## Stated problem
Retype the whole listing verbatim and keep the pictures out of it.
* begin Listed entries *
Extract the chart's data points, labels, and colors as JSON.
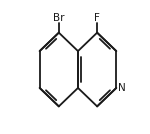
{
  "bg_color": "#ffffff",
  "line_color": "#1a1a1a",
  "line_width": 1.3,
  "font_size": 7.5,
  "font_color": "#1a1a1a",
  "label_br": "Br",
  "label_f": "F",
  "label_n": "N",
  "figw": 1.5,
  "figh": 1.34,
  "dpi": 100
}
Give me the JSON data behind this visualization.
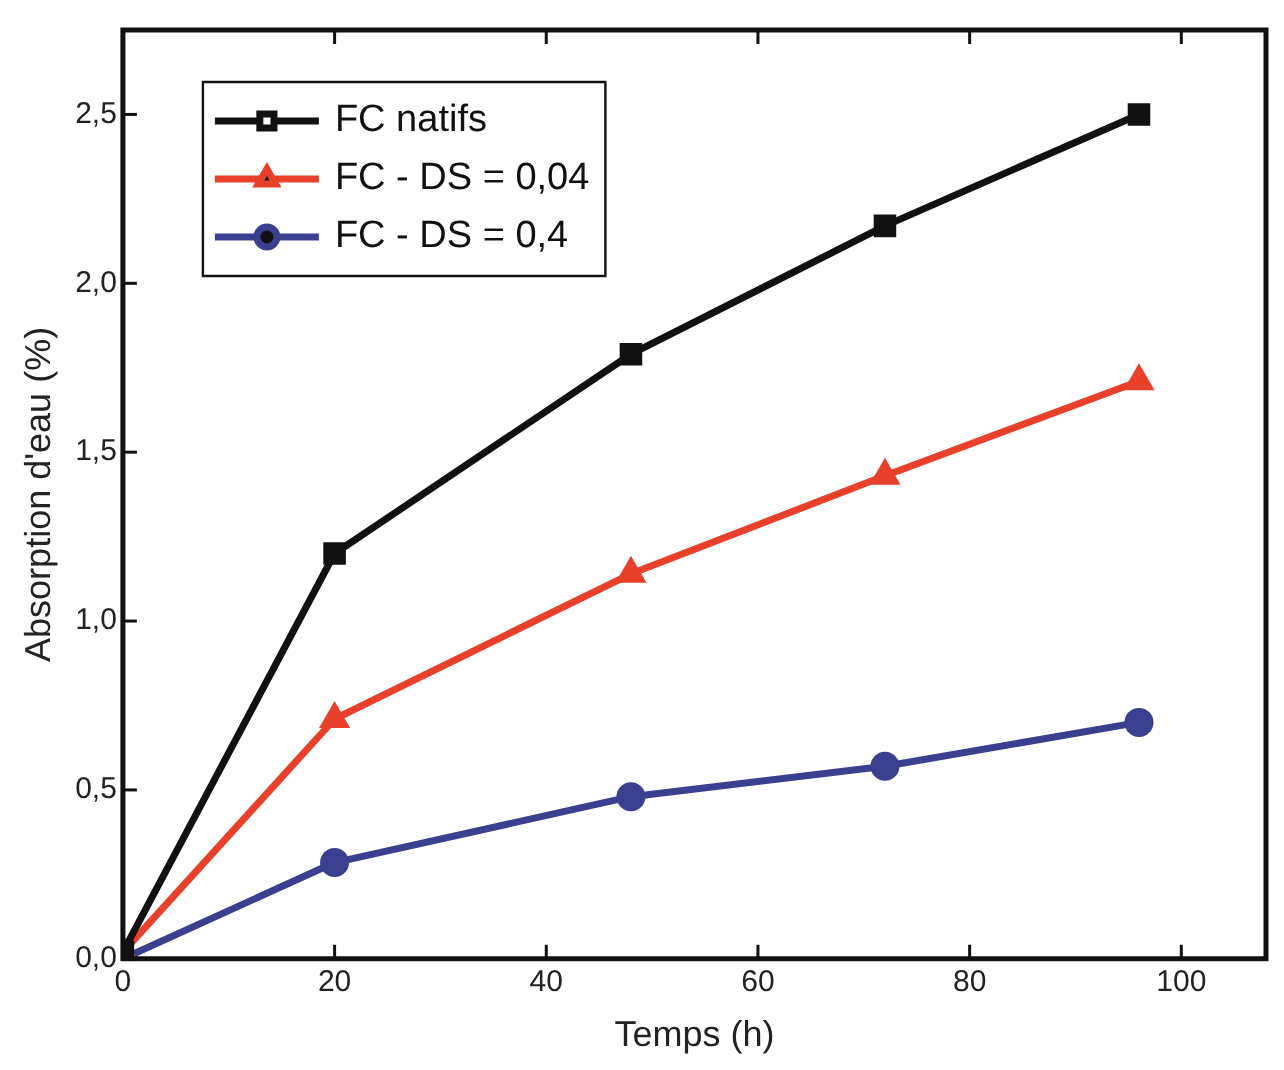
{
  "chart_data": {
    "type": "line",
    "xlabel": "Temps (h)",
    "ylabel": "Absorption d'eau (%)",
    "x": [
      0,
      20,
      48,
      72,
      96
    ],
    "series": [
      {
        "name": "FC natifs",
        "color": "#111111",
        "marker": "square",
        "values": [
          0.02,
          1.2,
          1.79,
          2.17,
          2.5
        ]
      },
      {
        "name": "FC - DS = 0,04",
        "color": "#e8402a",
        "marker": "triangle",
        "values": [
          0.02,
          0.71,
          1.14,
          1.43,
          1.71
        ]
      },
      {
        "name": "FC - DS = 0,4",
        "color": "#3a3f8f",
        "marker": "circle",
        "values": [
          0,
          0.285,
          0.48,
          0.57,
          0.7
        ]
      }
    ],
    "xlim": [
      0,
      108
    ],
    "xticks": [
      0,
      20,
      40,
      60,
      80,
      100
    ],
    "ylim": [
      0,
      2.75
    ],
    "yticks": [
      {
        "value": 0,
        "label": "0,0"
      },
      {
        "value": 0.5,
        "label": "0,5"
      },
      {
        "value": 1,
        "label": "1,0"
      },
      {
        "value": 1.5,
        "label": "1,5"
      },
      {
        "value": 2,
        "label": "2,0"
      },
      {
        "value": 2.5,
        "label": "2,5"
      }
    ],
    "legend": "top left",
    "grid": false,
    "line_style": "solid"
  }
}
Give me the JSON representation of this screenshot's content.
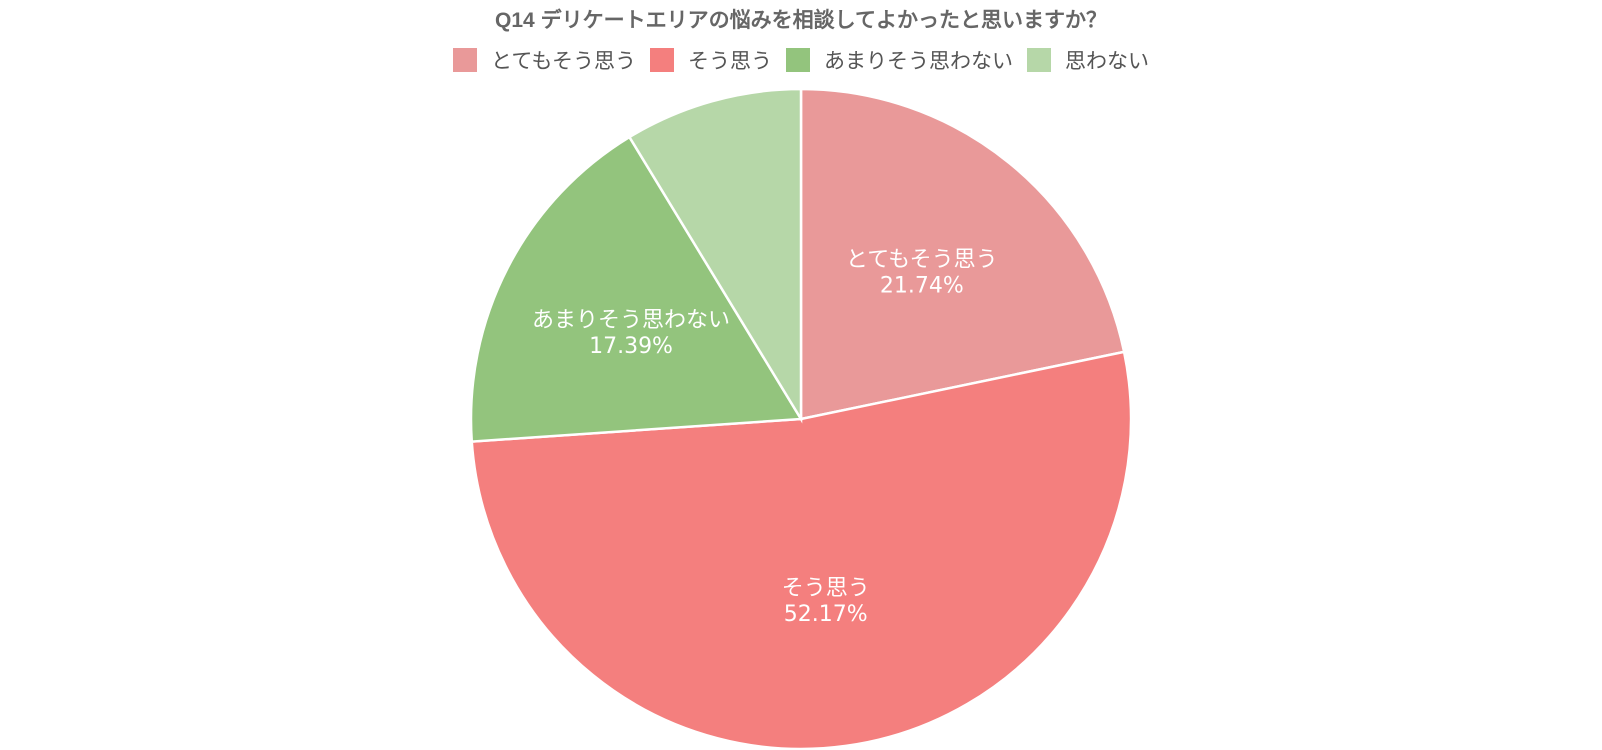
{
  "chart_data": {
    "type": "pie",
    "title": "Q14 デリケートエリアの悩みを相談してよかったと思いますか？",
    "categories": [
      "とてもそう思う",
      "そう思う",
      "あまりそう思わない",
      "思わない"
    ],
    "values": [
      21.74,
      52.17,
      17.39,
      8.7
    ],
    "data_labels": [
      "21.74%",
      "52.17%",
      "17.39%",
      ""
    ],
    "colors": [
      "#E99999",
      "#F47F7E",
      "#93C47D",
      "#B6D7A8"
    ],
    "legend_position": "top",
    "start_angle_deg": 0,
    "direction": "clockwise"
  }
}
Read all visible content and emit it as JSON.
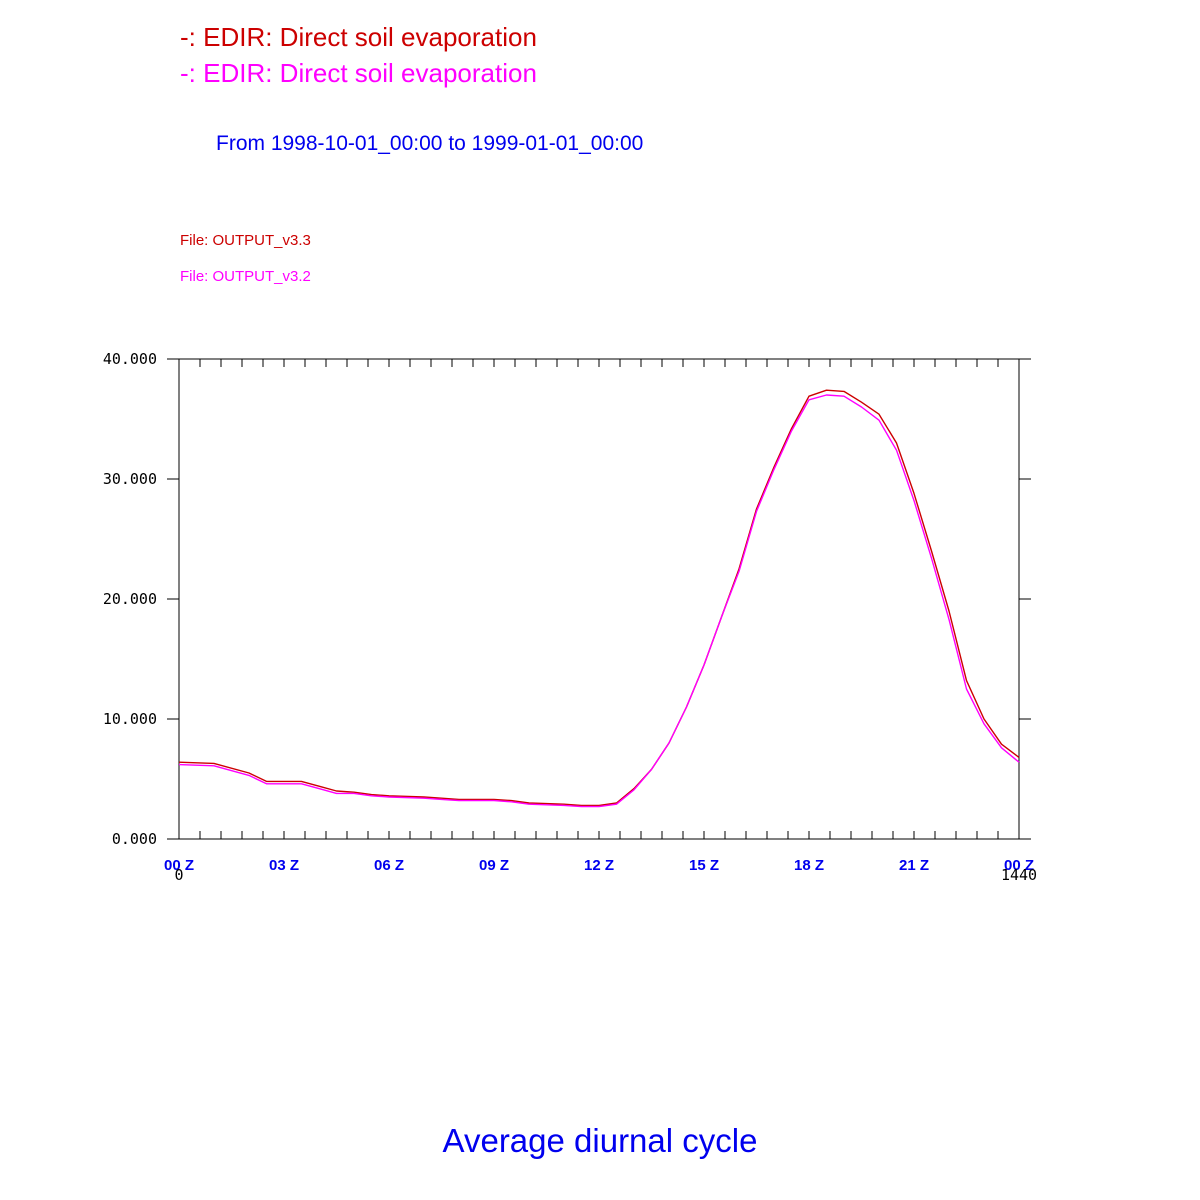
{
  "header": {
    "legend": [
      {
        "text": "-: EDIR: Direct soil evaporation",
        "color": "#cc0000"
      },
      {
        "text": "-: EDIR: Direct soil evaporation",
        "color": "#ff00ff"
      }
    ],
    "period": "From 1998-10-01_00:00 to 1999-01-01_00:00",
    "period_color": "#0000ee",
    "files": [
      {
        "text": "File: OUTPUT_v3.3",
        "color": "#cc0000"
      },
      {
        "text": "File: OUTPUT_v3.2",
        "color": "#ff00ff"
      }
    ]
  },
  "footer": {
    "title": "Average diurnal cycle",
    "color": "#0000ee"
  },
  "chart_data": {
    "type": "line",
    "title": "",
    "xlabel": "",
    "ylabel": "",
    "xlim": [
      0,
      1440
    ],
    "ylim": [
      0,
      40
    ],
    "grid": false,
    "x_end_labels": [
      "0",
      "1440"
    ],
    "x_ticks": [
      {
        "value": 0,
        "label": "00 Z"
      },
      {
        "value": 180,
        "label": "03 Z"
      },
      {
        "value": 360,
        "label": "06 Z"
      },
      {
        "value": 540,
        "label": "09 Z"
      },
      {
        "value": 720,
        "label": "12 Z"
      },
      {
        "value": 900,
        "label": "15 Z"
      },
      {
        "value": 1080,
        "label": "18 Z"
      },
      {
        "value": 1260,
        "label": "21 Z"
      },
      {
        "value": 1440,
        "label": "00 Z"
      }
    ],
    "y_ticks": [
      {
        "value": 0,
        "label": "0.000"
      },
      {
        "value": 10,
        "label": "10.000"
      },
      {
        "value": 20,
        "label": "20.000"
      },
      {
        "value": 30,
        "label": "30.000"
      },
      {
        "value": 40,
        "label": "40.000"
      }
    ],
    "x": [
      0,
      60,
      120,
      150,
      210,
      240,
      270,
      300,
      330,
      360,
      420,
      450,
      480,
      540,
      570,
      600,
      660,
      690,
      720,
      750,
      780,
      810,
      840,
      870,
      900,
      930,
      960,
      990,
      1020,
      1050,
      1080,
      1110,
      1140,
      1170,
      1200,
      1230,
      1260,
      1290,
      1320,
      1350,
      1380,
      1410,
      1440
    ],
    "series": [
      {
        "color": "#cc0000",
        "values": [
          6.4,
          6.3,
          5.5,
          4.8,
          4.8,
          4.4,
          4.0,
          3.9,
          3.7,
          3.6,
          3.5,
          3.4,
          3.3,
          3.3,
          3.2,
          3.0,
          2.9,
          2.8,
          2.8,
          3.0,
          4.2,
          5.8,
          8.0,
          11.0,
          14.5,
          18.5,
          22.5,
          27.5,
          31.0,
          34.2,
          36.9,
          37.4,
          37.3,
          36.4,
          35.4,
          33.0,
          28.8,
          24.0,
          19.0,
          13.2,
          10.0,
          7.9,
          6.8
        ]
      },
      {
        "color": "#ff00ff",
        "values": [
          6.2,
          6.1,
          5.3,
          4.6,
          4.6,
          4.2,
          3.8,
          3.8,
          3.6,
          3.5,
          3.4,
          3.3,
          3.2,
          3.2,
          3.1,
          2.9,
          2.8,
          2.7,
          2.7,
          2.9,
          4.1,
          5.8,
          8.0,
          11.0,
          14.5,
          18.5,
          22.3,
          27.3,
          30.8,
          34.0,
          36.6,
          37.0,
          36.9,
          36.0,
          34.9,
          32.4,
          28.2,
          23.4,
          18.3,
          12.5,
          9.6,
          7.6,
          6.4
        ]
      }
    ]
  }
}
* end Listed entries *
## Response to this task
Extract the chart's data points, labels, and colors as JSON.
{
  "bg_color": "#ffffff",
  "line_color": "#1a1a1a",
  "line_width": 1.3,
  "font_size": 7.5,
  "font_color": "#1a1a1a",
  "label_br": "Br",
  "label_f": "F",
  "label_n": "N",
  "figw": 1.5,
  "figh": 1.34,
  "dpi": 100
}
Give me the JSON data behind this visualization.
{
  "chart_data": {
    "type": "line",
    "xlabel": "Temps (h)",
    "ylabel": "Absorption d'eau (%)",
    "x": [
      0,
      20,
      48,
      72,
      96
    ],
    "series": [
      {
        "name": "FC natifs",
        "color": "#111111",
        "marker": "square",
        "values": [
          0.02,
          1.2,
          1.79,
          2.17,
          2.5
        ]
      },
      {
        "name": "FC - DS = 0,04",
        "color": "#e8402a",
        "marker": "triangle",
        "values": [
          0.02,
          0.71,
          1.14,
          1.43,
          1.71
        ]
      },
      {
        "name": "FC - DS = 0,4",
        "color": "#3a3f8f",
        "marker": "circle",
        "values": [
          0,
          0.285,
          0.48,
          0.57,
          0.7
        ]
      }
    ],
    "xlim": [
      0,
      108
    ],
    "xticks": [
      0,
      20,
      40,
      60,
      80,
      100
    ],
    "ylim": [
      0,
      2.75
    ],
    "yticks": [
      {
        "value": 0,
        "label": "0,0"
      },
      {
        "value": 0.5,
        "label": "0,5"
      },
      {
        "value": 1,
        "label": "1,0"
      },
      {
        "value": 1.5,
        "label": "1,5"
      },
      {
        "value": 2,
        "label": "2,0"
      },
      {
        "value": 2.5,
        "label": "2,5"
      }
    ],
    "legend": "top left",
    "grid": false,
    "line_style": "solid"
  }
}
Give me the JSON representation of this screenshot's content.
{
  "chart_data": {
    "type": "pie",
    "title": "Q14 デリケートエリアの悩みを相談してよかったと思いますか？",
    "categories": [
      "とてもそう思う",
      "そう思う",
      "あまりそう思わない",
      "思わない"
    ],
    "values": [
      21.74,
      52.17,
      17.39,
      8.7
    ],
    "data_labels": [
      "21.74%",
      "52.17%",
      "17.39%",
      ""
    ],
    "colors": [
      "#E99999",
      "#F47F7E",
      "#93C47D",
      "#B6D7A8"
    ],
    "legend_position": "top",
    "start_angle_deg": 0,
    "direction": "clockwise"
  }
}
Read all visible content and emit it as JSON.
{
  "header": {
    "legend": [
      {
        "text": "-: EDIR: Direct soil evaporation",
        "color": "#cc0000"
      },
      {
        "text": "-: EDIR: Direct soil evaporation",
        "color": "#ff00ff"
      }
    ],
    "period": "From 1998-10-01_00:00 to 1999-01-01_00:00",
    "period_color": "#0000ee",
    "files": [
      {
        "text": "File: OUTPUT_v3.3",
        "color": "#cc0000"
      },
      {
        "text": "File: OUTPUT_v3.2",
        "color": "#ff00ff"
      }
    ]
  },
  "footer": {
    "title": "Average diurnal cycle",
    "color": "#0000ee"
  },
  "chart_data": {
    "type": "line",
    "title": "",
    "xlabel": "",
    "ylabel": "",
    "xlim": [
      0,
      1440
    ],
    "ylim": [
      0,
      40
    ],
    "grid": false,
    "x_end_labels": [
      "0",
      "1440"
    ],
    "x_ticks": [
      {
        "value": 0,
        "label": "00 Z"
      },
      {
        "value": 180,
        "label": "03 Z"
      },
      {
        "value": 360,
        "label": "06 Z"
      },
      {
        "value": 540,
        "label": "09 Z"
      },
      {
        "value": 720,
        "label": "12 Z"
      },
      {
        "value": 900,
        "label": "15 Z"
      },
      {
        "value": 1080,
        "label": "18 Z"
      },
      {
        "value": 1260,
        "label": "21 Z"
      },
      {
        "value": 1440,
        "label": "00 Z"
      }
    ],
    "y_ticks": [
      {
        "value": 0,
        "label": "0.000"
      },
      {
        "value": 10,
        "label": "10.000"
      },
      {
        "value": 20,
        "label": "20.000"
      },
      {
        "value": 30,
        "label": "30.000"
      },
      {
        "value": 40,
        "label": "40.000"
      }
    ],
    "x": [
      0,
      60,
      120,
      150,
      210,
      240,
      270,
      300,
      330,
      360,
      420,
      450,
      480,
      540,
      570,
      600,
      660,
      690,
      720,
      750,
      780,
      810,
      840,
      870,
      900,
      930,
      960,
      990,
      1020,
      1050,
      1080,
      1110,
      1140,
      1170,
      1200,
      1230,
      1260,
      1290,
      1320,
      1350,
      1380,
      1410,
      1440
    ],
    "series": [
      {
        "color": "#cc0000",
        "values": [
          6.4,
          6.3,
          5.5,
          4.8,
          4.8,
          4.4,
          4.0,
          3.9,
          3.7,
          3.6,
          3.5,
          3.4,
          3.3,
          3.3,
          3.2,
          3.0,
          2.9,
          2.8,
          2.8,
          3.0,
          4.2,
          5.8,
          8.0,
          11.0,
          14.5,
          18.5,
          22.5,
          27.5,
          31.0,
          34.2,
          36.9,
          37.4,
          37.3,
          36.4,
          35.4,
          33.0,
          28.8,
          24.0,
          19.0,
          13.2,
          10.0,
          7.9,
          6.8
        ]
      },
      {
        "color": "#ff00ff",
        "values": [
          6.2,
          6.1,
          5.3,
          4.6,
          4.6,
          4.2,
          3.8,
          3.8,
          3.6,
          3.5,
          3.4,
          3.3,
          3.2,
          3.2,
          3.1,
          2.9,
          2.8,
          2.7,
          2.7,
          2.9,
          4.1,
          5.8,
          8.0,
          11.0,
          14.5,
          18.5,
          22.3,
          27.3,
          30.8,
          34.0,
          36.6,
          37.0,
          36.9,
          36.0,
          34.9,
          32.4,
          28.2,
          23.4,
          18.3,
          12.5,
          9.6,
          7.6,
          6.4
        ]
      }
    ]
  }
}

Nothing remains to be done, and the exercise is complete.